— START DATA PROVIDED —

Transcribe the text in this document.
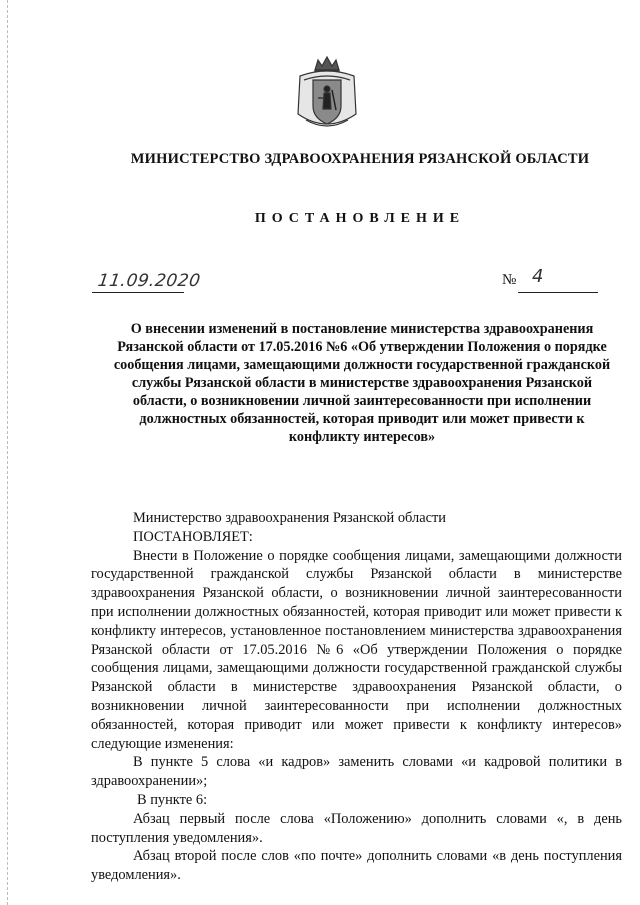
МИНИСТЕРСТВО ЗДРАВООХРАНЕНИЯ РЯЗАНСКОЙ ОБЛАСТИ
ПОСТАНОВЛЕНИЕ
11.09.2020	№ 4
О внесении изменений в постановление министерства здравоохранения Рязанской области от 17.05.2016 №6 «Об утверждении Положения о порядке сообщения лицами, замещающими должности государственной гражданской службы Рязанской области в министерстве здравоохранения Рязанской области, о возникновении личной заинтересованности при исполнении должностных обязанностей, которая приводит или может привести к конфликту интересов»

Министерство здравоохранения Рязанской области

ПОСТАНОВЛЯЕТ:

Внести в Положение о порядке сообщения лицами, замещающими должности государственной гражданской службы Рязанской области в министерстве здравоохранения Рязанской области, о возникновении личной заинтересованности при исполнении должностных обязанностей, которая приводит или может привести к конфликту интересов, установленное постановлением министерства здравоохранения Рязанской области от 17.05.2016 №6 «Об утверждении Положения о порядке сообщения лицами, замещающими должности государственной гражданской службы Рязанской области в министерстве здравоохранения Рязанской области, о возникновении личной заинтересованности при исполнении должностных обязанностей, которая приводит или может привести к конфликту интересов» следующие изменения:

В пункте 5 слова «и кадров» заменить словами «и кадровой политики в здравоохранении»;

В пункте 6:

Абзац первый после слова «Положению» дополнить словами «, в день поступления уведомления».

Абзац второй после слов «по почте» дополнить словами «в день поступления уведомления».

— END DATA PROVIDED —

→ TO DO:
Copy the entries exactly. Leave out the images.

→ RIGHT ANSWER:
Transcribe the text in this document.
МИНИСТЕРСТВО ЗДРАВООХРАНЕНИЯ РЯЗАНСКОЙ ОБЛАСТИ
ПОСТАНОВЛЕНИЕ
11.09.2020	№ 4
О внесении изменений в постановление министерства здравоохранения Рязанской области от 17.05.2016 №6 «Об утверждении Положения о порядке сообщения лицами, замещающими должности государственной гражданской службы Рязанской области в министерстве здравоохранения Рязанской области, о возникновении личной заинтересованности при исполнении должностных обязанностей, которая приводит или может привести к конфликту интересов»

Министерство здравоохранения Рязанской области

ПОСТАНОВЛЯЕТ:

Внести в Положение о порядке сообщения лицами, замещающими должности государственной гражданской службы Рязанской области в министерстве здравоохранения Рязанской области, о возникновении личной заинтересованности при исполнении должностных обязанностей, которая приводит или может привести к конфликту интересов, установленное постановлением министерства здравоохранения Рязанской области от 17.05.2016 №6 «Об утверждении Положения о порядке сообщения лицами, замещающими должности государственной гражданской службы Рязанской области в министерстве здравоохранения Рязанской области, о возникновении личной заинтересованности при исполнении должностных обязанностей, которая приводит или может привести к конфликту интересов» следующие изменения:

В пункте 5 слова «и кадров» заменить словами «и кадровой политики в здравоохранении»;

В пункте 6:

Абзац первый после слова «Положению» дополнить словами «, в день поступления уведомления».

Абзац второй после слов «по почте» дополнить словами «в день поступления уведомления».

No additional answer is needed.